**DATA SHOWN:**
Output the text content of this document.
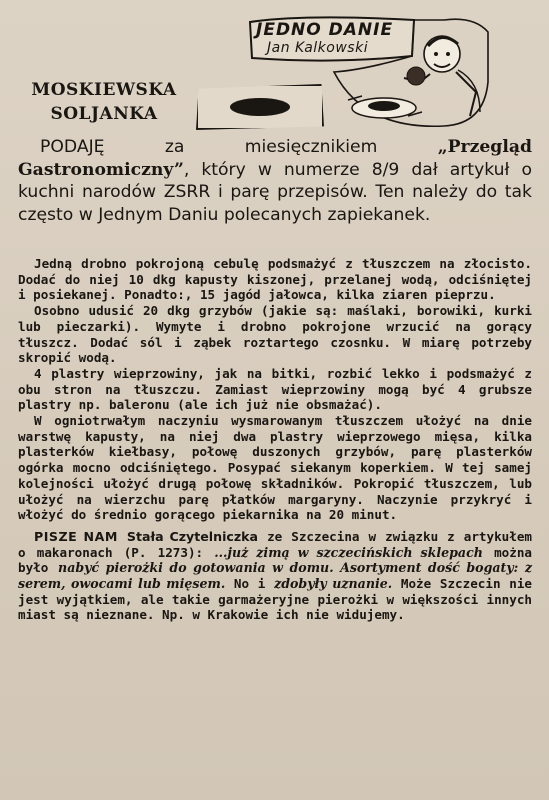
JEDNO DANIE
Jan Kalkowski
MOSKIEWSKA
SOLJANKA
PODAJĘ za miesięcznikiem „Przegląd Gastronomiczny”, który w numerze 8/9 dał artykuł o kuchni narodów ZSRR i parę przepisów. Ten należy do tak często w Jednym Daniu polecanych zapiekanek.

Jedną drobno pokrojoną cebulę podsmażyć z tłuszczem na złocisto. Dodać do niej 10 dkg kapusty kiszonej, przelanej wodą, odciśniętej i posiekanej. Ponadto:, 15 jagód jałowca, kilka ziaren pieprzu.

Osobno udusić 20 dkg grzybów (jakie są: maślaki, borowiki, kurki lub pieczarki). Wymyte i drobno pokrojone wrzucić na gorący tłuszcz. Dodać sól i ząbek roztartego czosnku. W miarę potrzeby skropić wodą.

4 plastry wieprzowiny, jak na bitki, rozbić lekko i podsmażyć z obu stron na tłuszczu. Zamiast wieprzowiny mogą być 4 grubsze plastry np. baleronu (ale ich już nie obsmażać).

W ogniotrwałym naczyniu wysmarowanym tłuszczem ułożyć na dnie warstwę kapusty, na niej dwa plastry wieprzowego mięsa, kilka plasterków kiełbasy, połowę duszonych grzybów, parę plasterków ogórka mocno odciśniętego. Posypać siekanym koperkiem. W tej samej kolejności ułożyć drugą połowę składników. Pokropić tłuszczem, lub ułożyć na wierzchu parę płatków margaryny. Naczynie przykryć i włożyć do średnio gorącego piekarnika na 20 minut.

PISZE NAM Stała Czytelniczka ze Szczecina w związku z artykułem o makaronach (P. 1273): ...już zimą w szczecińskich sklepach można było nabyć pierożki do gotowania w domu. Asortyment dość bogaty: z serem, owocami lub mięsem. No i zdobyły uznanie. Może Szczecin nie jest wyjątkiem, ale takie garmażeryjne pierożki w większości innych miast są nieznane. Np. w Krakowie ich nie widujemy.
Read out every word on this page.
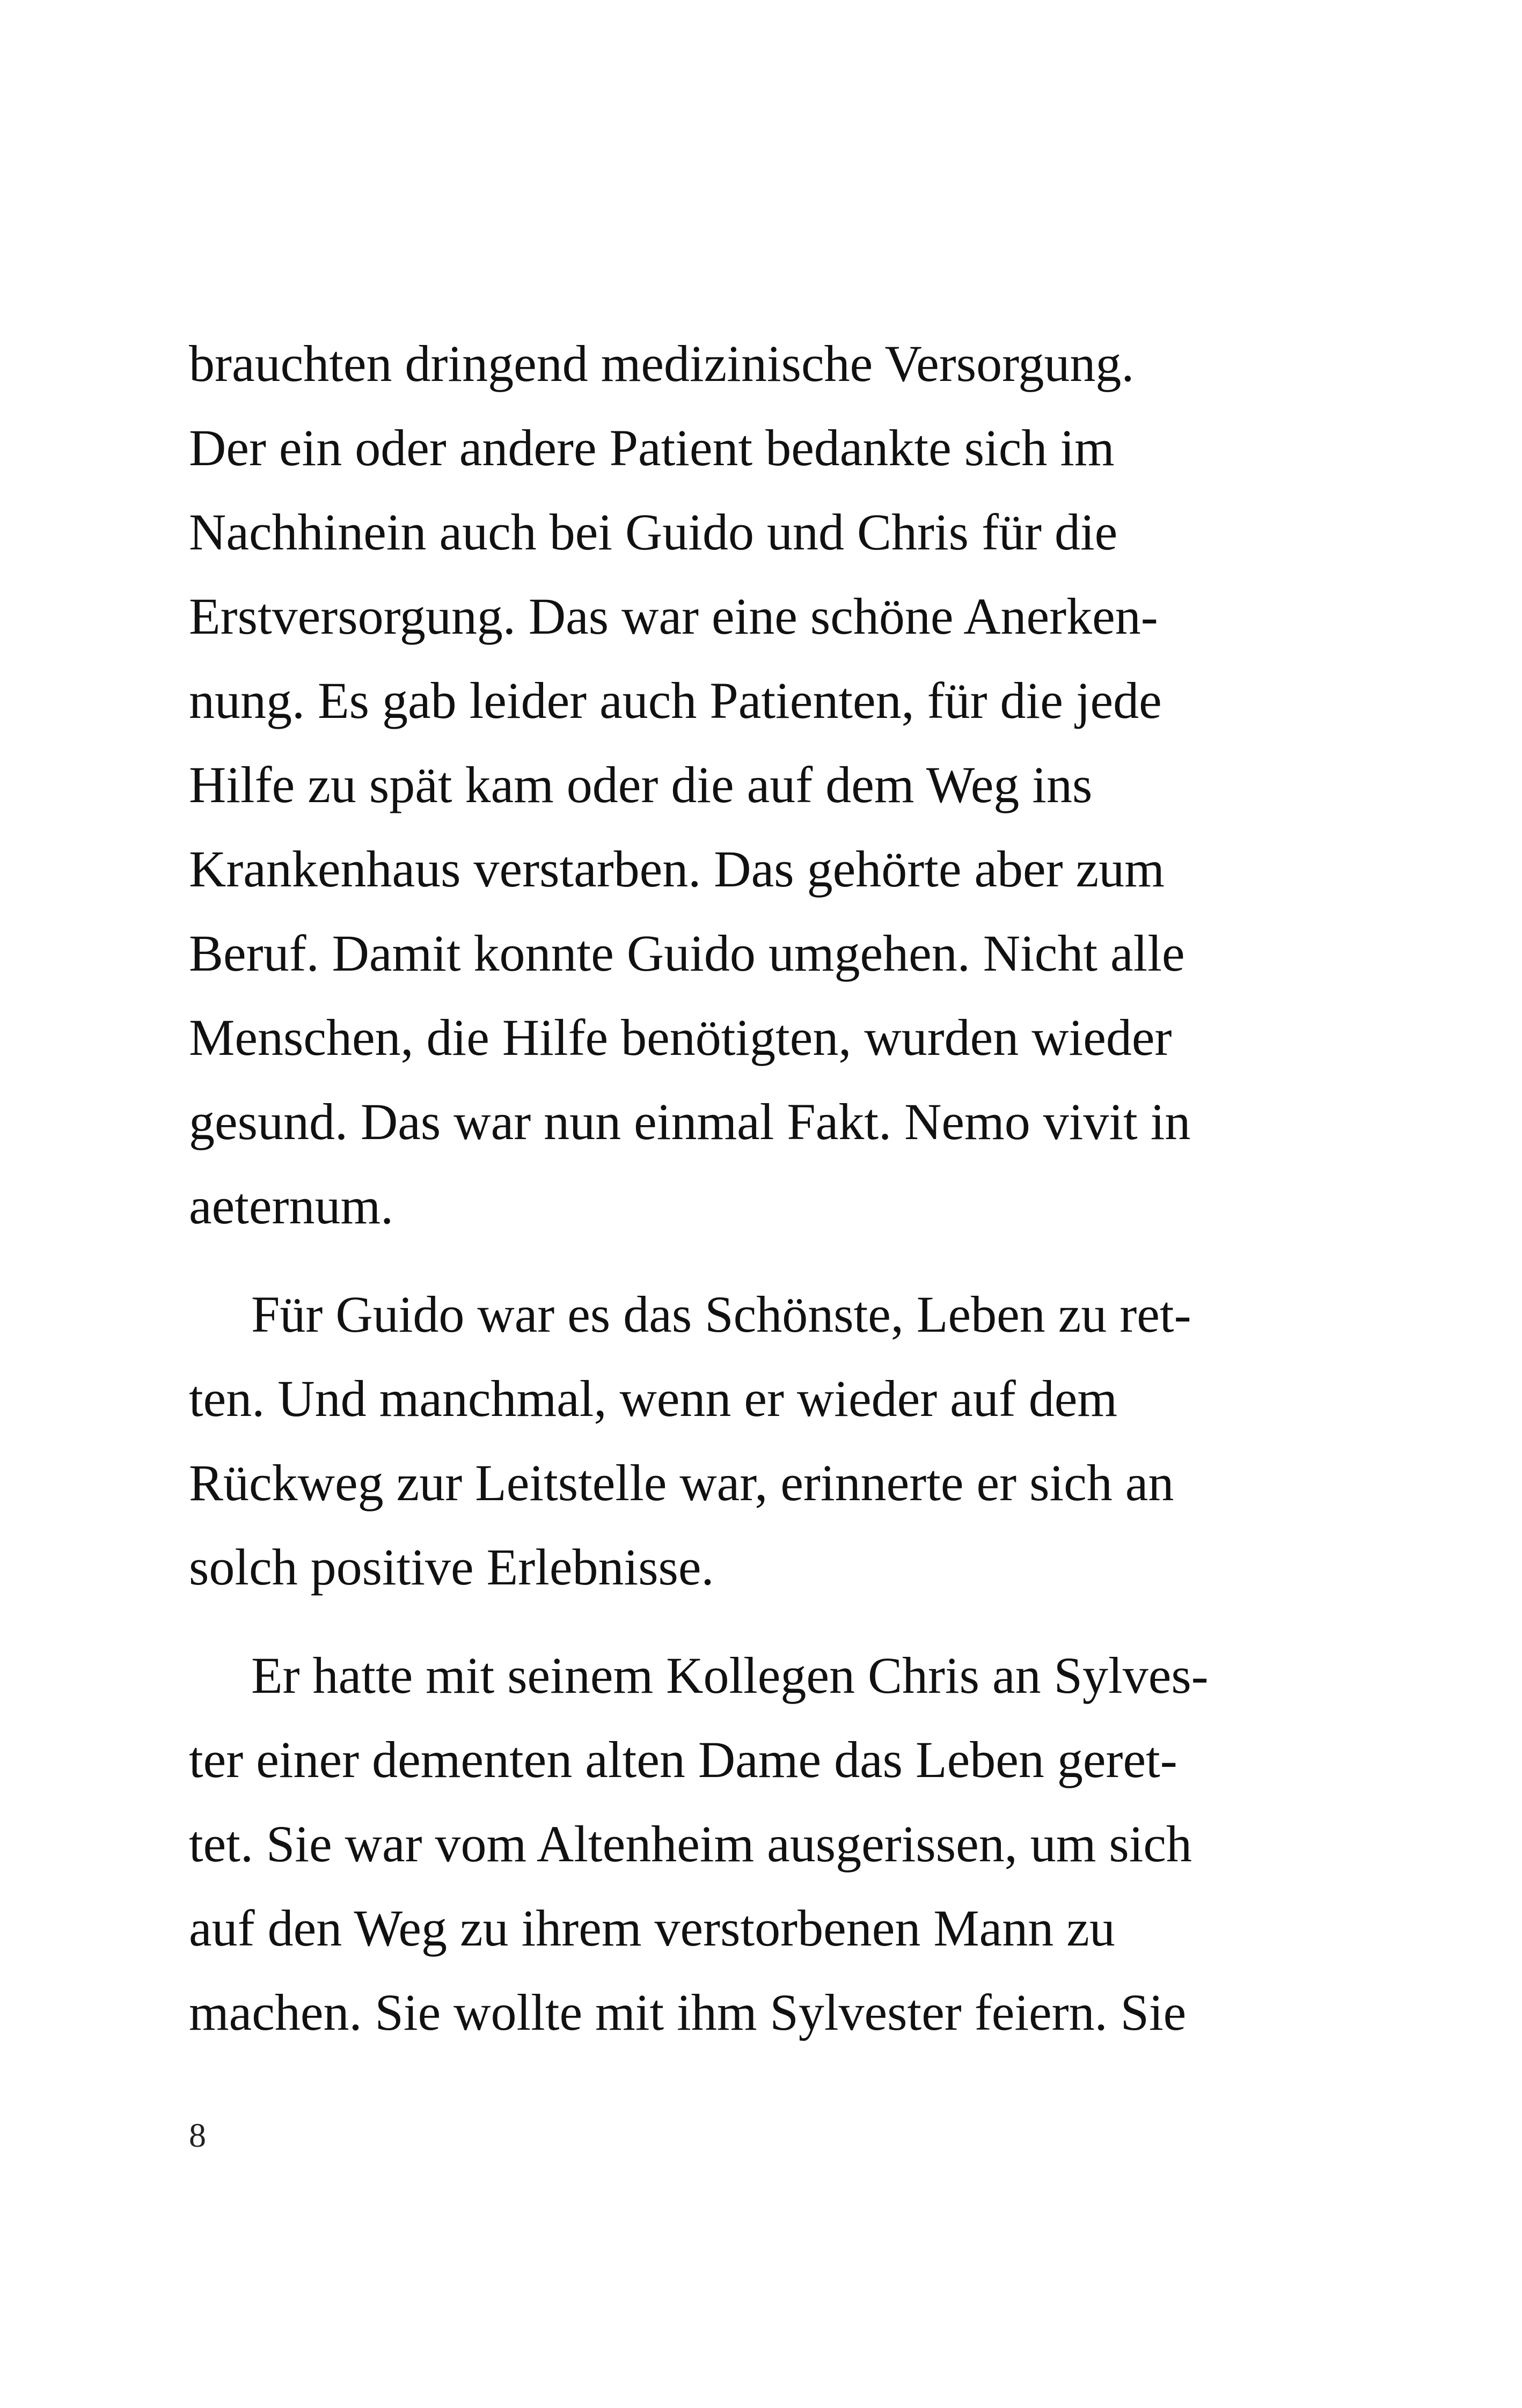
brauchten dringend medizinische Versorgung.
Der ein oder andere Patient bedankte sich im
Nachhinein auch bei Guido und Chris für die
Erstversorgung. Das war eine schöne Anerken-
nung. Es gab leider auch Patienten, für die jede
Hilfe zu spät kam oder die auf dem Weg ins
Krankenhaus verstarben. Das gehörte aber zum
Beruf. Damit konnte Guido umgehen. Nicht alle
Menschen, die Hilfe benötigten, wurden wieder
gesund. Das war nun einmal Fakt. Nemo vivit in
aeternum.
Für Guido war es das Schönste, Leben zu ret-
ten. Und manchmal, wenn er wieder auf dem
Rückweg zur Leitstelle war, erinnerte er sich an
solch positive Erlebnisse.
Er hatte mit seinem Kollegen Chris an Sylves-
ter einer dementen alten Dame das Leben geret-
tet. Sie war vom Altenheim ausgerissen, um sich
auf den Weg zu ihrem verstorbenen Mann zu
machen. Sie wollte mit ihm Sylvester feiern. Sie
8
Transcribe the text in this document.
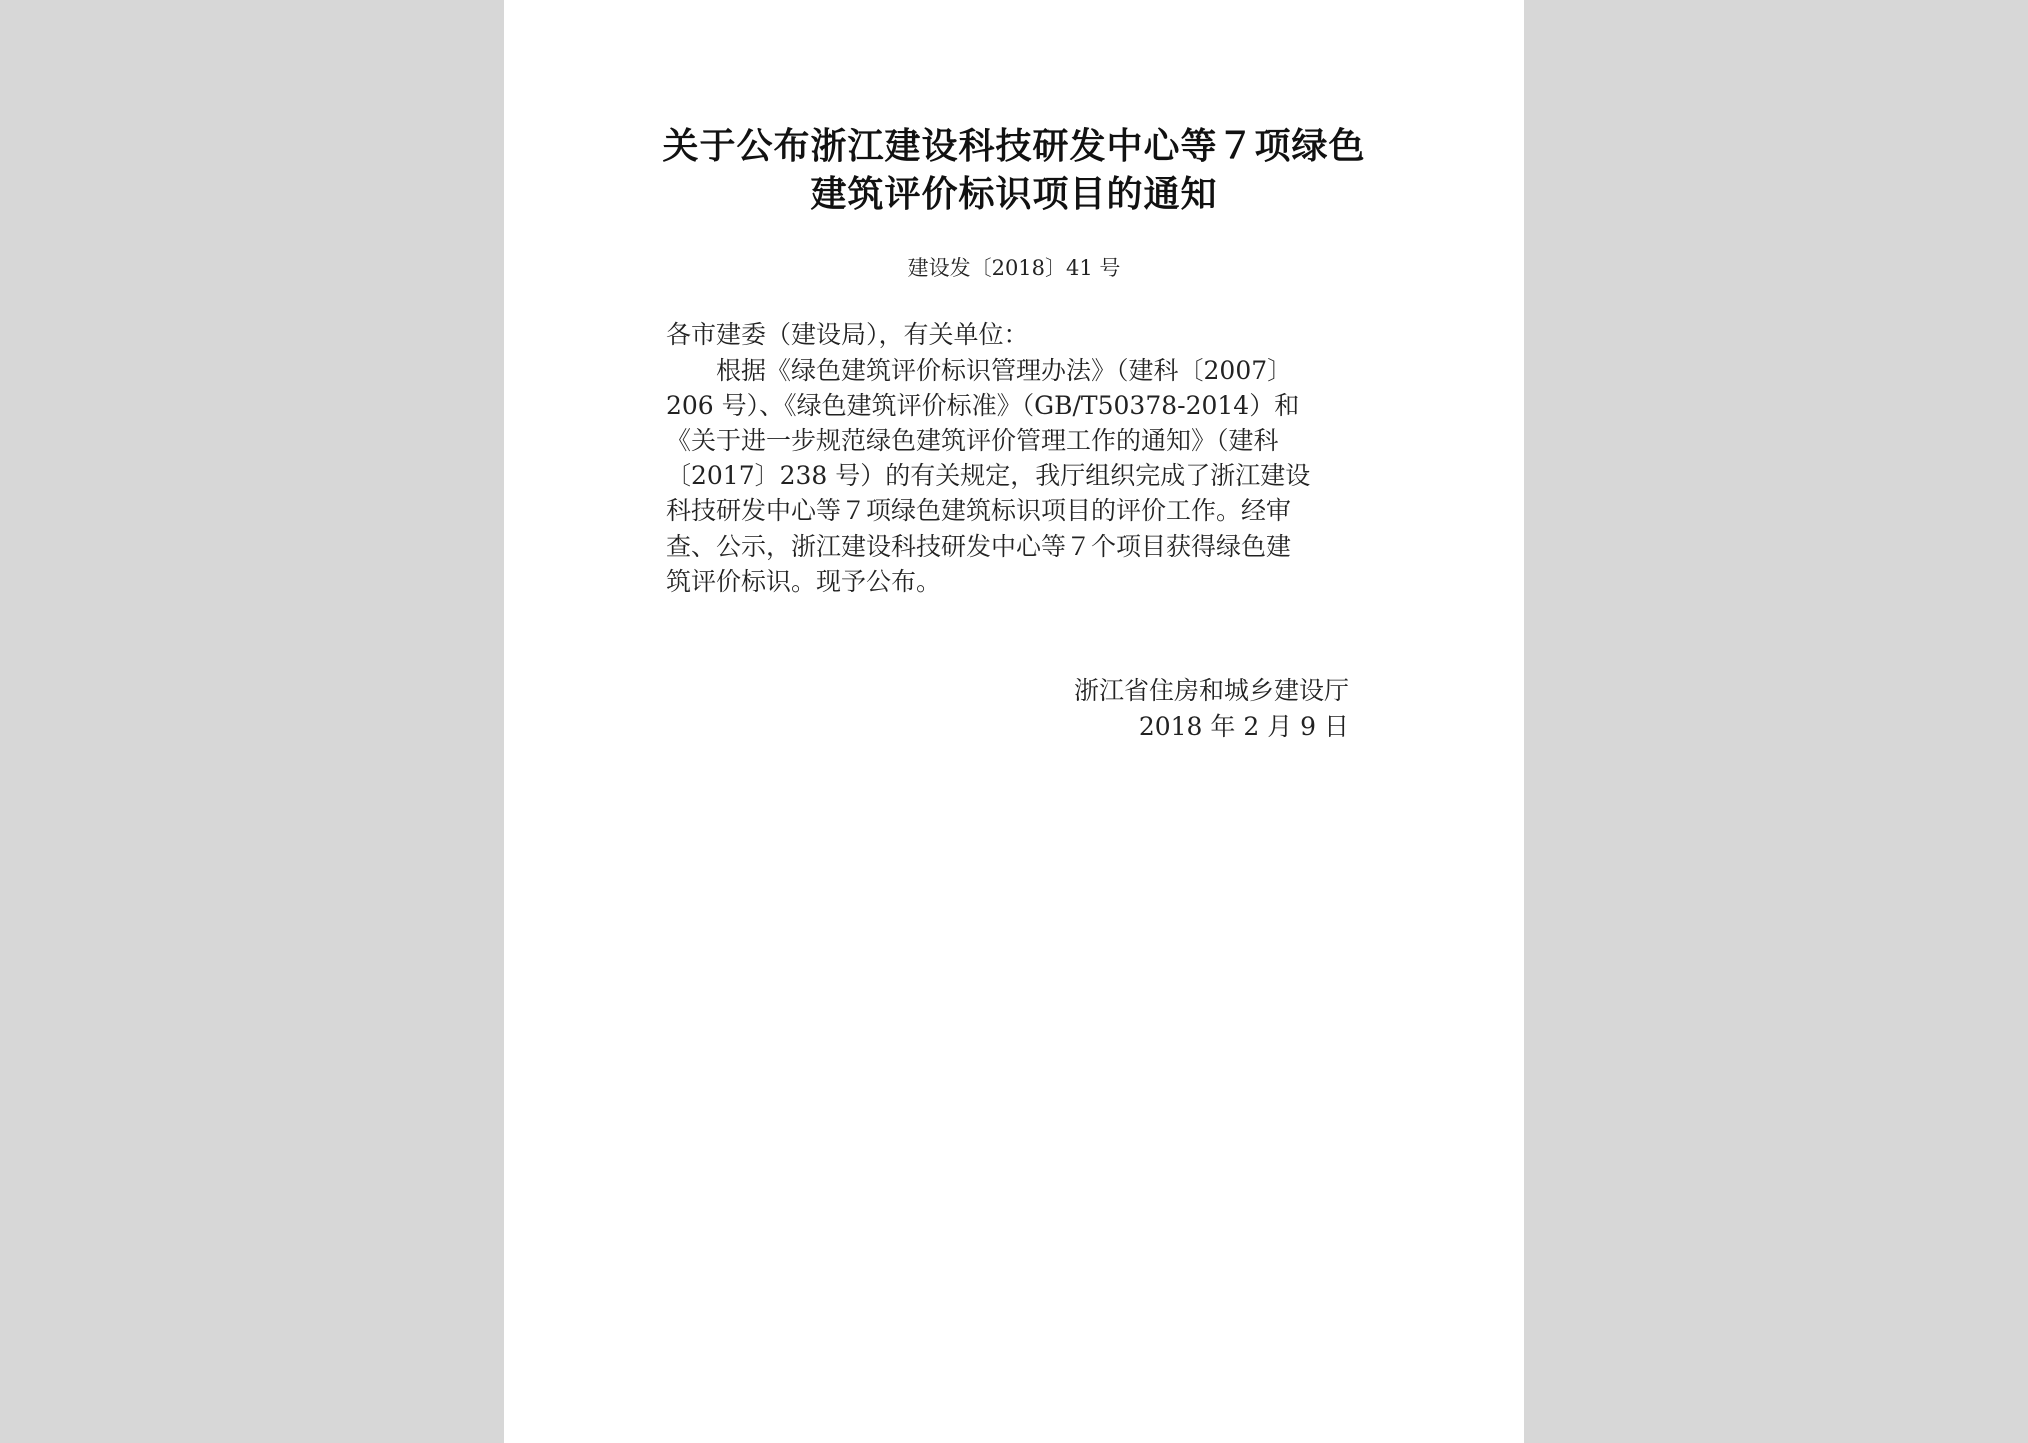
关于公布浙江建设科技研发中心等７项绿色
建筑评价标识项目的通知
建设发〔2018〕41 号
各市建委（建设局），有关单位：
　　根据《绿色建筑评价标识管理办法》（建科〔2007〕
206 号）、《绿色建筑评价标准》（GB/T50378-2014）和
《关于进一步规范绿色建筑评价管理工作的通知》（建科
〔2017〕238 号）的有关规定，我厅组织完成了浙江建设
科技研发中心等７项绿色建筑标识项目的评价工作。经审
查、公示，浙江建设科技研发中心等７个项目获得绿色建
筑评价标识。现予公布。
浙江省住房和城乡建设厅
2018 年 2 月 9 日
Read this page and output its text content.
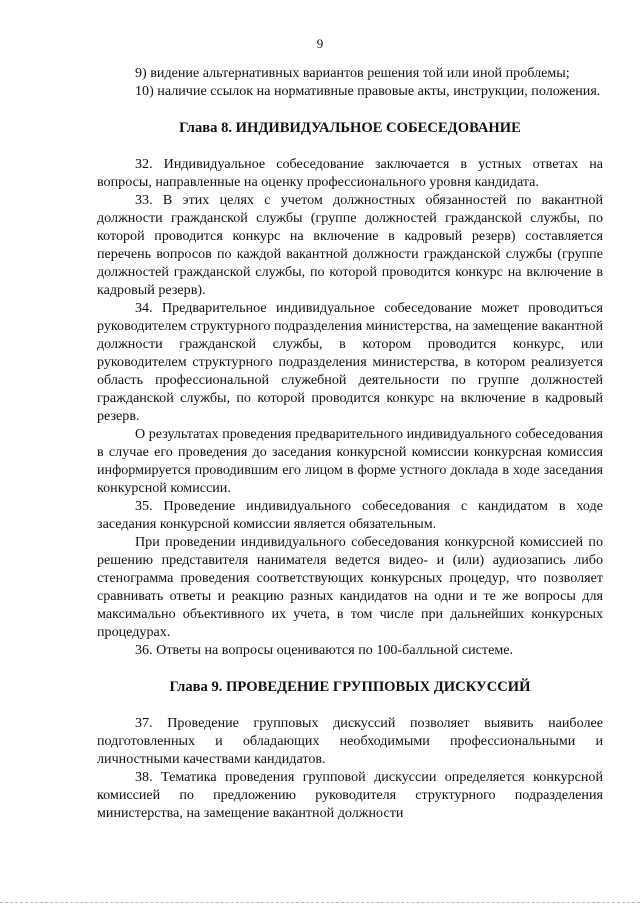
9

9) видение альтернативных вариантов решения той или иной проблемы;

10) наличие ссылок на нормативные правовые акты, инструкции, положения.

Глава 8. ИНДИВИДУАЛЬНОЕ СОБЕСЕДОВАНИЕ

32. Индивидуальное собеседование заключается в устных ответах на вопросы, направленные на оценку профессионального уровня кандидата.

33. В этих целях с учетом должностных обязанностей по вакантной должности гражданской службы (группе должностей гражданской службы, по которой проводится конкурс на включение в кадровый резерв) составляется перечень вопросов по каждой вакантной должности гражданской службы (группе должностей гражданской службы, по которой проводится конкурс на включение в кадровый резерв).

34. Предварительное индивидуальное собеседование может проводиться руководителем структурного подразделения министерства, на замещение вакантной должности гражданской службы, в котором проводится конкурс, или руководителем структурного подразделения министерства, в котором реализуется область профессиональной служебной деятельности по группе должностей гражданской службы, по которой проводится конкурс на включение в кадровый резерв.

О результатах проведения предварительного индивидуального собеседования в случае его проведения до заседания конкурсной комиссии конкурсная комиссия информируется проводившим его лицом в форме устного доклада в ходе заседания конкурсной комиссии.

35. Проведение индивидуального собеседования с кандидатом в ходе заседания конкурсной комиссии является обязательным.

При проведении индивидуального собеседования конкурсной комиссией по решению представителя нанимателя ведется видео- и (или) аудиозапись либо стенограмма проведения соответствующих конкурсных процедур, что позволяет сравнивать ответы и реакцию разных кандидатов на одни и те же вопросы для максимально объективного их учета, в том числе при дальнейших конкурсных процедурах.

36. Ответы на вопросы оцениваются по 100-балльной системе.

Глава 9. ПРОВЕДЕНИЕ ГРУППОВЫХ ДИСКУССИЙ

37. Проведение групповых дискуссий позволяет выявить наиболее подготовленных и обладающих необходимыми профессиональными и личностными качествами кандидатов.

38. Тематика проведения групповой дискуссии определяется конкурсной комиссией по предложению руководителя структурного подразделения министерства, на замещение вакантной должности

**WHAT TO WORK ON:**
Collect each line holding the string "content".

**SOLUTION TO THE PROBLEM:**
Output the text content of this document.
Read this page and output its text content.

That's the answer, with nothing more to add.